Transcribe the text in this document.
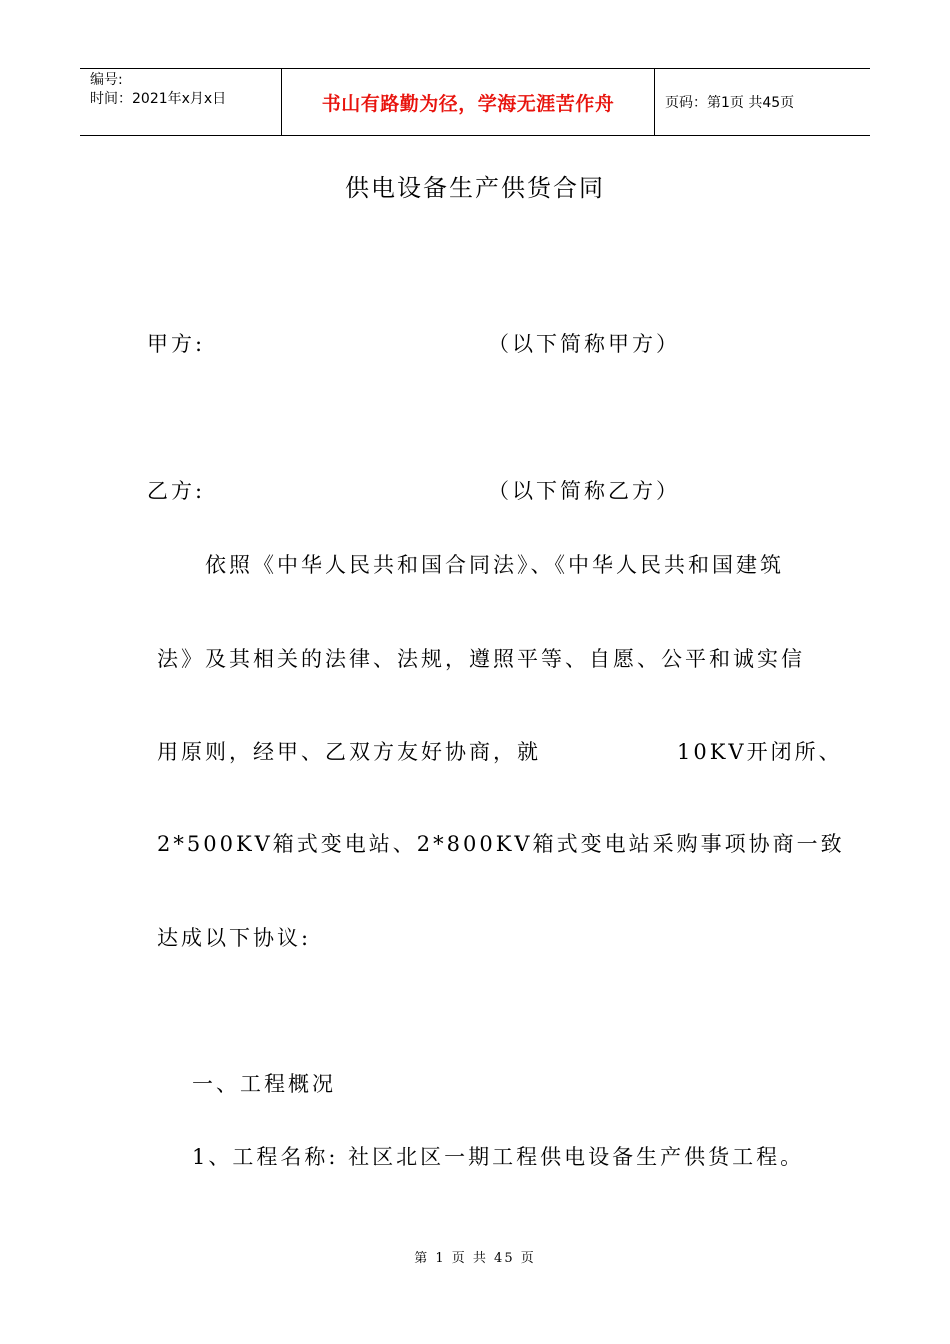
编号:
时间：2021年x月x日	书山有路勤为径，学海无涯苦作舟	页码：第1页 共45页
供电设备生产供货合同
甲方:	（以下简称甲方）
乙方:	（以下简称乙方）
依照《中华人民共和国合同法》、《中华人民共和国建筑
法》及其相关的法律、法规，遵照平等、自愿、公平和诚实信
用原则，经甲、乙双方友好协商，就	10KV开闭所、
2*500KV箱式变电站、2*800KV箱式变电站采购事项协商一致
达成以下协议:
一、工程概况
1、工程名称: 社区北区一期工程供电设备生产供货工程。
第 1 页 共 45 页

▸ Stated task: Quote the listing above in full, except for the pictures.

▸ Correct answer:
Transcribe the text in this document.
编号:
时间：2021年x月x日	书山有路勤为径，学海无涯苦作舟	页码：第1页 共45页
供电设备生产供货合同
甲方:	（以下简称甲方）
乙方:	（以下简称乙方）
依照《中华人民共和国合同法》、《中华人民共和国建筑
法》及其相关的法律、法规，遵照平等、自愿、公平和诚实信
用原则，经甲、乙双方友好协商，就	10KV开闭所、
2*500KV箱式变电站、2*800KV箱式变电站采购事项协商一致
达成以下协议:
一、工程概况
1、工程名称: 社区北区一期工程供电设备生产供货工程。
第 1 页 共 45 页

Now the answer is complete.